▶ **SET PROBLEM**: Gather up the lines with the word "Table" in them.

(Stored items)
--- START ---

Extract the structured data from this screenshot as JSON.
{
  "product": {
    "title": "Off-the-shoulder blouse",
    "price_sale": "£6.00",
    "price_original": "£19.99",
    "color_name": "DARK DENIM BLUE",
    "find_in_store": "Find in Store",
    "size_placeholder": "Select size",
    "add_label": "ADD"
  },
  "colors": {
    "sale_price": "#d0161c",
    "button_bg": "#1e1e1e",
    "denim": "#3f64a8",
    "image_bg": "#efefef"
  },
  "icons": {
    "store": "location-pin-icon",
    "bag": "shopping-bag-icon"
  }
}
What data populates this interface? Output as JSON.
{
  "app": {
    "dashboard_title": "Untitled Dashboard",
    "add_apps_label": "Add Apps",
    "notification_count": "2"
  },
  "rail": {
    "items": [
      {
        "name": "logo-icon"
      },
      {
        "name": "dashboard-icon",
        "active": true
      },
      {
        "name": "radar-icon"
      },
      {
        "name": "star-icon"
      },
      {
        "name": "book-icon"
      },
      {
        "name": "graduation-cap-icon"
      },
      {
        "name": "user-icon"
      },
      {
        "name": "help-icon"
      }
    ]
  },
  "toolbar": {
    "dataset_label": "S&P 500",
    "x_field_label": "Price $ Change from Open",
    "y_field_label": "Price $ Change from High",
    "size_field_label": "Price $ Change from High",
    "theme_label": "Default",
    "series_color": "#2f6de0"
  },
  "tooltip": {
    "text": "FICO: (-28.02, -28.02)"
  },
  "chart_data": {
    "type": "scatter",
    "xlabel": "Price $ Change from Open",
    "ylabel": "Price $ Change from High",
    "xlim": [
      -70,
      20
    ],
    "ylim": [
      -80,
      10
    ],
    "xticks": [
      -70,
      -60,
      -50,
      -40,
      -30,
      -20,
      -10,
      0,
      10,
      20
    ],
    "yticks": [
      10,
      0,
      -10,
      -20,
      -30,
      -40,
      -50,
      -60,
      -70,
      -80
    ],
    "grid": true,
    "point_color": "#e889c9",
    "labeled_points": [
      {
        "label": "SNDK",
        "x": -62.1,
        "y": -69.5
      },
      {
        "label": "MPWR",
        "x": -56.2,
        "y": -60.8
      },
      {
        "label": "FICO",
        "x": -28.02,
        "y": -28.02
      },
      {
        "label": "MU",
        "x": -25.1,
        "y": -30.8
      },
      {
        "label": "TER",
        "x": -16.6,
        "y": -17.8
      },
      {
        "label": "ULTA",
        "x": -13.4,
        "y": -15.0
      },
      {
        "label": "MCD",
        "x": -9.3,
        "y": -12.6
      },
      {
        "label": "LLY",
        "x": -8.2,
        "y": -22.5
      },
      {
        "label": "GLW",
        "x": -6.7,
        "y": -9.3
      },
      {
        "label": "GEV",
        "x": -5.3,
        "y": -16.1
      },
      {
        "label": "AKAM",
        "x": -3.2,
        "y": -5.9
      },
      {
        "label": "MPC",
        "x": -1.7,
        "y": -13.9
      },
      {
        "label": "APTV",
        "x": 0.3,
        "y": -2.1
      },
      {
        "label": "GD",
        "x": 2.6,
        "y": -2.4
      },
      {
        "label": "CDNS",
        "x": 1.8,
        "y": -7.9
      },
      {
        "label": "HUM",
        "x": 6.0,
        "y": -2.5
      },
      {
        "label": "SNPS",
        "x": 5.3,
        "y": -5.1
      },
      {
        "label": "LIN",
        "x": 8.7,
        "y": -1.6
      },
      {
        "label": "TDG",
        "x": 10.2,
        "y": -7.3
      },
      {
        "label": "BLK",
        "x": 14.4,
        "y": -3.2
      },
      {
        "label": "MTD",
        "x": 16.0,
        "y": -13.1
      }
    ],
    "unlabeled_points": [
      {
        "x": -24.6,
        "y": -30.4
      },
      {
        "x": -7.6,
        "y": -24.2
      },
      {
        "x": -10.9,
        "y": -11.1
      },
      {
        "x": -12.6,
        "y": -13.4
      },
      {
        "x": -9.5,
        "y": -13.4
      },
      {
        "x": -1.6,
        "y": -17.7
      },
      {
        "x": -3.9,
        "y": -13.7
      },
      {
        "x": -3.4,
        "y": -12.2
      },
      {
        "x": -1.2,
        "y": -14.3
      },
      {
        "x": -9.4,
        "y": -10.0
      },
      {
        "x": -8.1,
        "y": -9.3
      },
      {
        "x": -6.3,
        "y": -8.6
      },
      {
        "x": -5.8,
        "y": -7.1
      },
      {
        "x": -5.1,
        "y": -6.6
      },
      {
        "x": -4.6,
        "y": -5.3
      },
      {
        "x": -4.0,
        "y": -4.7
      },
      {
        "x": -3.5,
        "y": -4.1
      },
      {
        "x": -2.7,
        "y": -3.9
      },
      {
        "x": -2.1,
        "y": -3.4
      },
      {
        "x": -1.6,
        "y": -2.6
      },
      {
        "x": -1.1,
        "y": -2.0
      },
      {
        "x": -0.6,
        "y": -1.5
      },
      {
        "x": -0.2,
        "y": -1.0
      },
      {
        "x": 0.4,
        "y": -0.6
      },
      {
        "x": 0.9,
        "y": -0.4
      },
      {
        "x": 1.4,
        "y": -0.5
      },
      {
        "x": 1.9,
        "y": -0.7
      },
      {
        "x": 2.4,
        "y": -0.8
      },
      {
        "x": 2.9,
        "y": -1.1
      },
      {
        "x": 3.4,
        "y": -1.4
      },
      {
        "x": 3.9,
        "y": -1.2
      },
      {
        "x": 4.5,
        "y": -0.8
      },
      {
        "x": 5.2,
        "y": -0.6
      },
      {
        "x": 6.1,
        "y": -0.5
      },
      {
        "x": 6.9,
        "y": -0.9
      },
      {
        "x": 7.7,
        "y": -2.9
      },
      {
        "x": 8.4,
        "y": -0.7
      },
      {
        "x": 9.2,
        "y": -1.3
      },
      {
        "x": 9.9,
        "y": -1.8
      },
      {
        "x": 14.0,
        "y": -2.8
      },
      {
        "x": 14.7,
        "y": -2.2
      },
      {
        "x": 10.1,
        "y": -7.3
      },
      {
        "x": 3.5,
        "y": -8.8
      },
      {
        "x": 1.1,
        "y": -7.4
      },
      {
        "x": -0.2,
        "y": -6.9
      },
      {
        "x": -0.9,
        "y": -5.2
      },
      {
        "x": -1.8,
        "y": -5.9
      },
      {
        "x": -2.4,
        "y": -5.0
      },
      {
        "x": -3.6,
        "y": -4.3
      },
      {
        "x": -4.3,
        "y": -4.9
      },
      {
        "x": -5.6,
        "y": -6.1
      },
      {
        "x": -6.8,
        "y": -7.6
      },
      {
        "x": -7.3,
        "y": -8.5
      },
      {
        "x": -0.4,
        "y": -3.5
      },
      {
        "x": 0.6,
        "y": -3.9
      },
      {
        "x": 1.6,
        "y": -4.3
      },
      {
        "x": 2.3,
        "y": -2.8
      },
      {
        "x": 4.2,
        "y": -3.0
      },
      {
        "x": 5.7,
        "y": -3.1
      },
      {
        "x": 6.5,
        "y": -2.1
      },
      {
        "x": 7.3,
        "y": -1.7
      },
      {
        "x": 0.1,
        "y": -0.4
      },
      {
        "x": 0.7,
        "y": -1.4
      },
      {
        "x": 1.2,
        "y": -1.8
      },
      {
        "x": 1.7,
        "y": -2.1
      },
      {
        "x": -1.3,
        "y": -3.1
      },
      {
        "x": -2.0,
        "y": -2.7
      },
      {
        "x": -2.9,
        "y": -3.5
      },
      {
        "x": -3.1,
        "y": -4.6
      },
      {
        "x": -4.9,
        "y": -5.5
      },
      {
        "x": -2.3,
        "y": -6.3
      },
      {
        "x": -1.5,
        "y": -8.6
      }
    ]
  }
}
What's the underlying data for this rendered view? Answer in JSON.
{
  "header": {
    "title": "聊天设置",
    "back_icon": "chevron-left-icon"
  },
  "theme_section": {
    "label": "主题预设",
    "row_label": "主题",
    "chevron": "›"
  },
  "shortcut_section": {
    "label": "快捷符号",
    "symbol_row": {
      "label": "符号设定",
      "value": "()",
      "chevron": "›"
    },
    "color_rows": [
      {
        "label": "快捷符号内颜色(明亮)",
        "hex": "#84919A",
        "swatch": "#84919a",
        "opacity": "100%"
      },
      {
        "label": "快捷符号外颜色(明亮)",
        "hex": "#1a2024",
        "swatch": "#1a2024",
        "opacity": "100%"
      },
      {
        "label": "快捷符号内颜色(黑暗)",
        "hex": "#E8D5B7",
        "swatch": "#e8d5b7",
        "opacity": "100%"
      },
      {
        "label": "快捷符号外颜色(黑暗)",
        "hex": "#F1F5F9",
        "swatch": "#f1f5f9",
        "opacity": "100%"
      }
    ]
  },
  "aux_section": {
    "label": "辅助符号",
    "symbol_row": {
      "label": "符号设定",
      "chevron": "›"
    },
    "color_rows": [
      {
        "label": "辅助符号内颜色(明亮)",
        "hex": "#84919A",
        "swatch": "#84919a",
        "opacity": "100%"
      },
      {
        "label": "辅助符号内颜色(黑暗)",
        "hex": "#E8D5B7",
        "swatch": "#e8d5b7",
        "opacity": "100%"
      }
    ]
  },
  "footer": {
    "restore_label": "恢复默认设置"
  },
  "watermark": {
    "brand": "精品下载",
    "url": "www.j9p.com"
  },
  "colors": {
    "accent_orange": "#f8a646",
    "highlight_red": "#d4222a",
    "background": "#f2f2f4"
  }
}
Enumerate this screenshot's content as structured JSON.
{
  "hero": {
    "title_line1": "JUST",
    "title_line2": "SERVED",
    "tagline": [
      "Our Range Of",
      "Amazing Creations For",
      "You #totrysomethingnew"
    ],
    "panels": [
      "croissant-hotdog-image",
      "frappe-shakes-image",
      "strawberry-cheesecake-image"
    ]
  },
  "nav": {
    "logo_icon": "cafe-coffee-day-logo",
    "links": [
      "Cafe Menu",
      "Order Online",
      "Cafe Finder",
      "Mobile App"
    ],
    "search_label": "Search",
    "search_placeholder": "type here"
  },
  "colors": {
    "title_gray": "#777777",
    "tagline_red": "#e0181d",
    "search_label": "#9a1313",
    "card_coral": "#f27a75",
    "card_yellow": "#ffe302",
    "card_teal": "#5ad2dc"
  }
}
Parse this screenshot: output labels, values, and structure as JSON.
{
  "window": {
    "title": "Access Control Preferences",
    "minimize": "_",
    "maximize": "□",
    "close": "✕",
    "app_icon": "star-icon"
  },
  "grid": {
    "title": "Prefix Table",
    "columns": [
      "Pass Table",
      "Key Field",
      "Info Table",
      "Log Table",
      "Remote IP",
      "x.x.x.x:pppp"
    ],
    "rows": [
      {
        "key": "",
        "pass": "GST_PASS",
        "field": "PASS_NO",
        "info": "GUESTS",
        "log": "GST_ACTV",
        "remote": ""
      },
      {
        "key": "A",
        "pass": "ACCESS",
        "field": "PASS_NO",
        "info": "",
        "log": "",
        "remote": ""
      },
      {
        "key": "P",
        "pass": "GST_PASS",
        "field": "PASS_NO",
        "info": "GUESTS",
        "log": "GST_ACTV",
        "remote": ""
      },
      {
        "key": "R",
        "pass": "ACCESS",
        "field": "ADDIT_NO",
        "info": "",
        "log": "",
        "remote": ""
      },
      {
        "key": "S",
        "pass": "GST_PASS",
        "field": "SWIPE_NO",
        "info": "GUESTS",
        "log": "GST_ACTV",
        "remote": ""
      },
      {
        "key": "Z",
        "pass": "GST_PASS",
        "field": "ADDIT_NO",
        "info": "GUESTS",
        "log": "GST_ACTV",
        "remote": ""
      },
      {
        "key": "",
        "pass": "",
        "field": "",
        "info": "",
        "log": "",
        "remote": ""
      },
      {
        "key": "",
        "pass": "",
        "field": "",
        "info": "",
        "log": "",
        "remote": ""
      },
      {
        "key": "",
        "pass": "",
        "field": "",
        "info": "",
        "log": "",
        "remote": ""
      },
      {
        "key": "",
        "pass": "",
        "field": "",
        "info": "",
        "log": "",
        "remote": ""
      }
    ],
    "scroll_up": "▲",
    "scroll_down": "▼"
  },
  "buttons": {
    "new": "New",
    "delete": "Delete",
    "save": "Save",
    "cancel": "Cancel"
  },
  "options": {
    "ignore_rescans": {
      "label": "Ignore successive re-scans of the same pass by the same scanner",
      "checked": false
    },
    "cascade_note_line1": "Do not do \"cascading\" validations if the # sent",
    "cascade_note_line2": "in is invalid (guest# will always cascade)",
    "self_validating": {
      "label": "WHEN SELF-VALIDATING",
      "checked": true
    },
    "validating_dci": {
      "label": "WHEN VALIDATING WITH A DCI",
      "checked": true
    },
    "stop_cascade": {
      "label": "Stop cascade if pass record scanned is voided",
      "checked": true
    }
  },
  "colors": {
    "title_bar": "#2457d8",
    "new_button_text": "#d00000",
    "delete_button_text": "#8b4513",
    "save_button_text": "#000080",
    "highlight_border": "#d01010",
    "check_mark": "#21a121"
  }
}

--- END ---

▶ **FINAL ANSWER**:
    "title": "Prefix Table",
      "Pass Table",
      "Info Table",
      "Log Table",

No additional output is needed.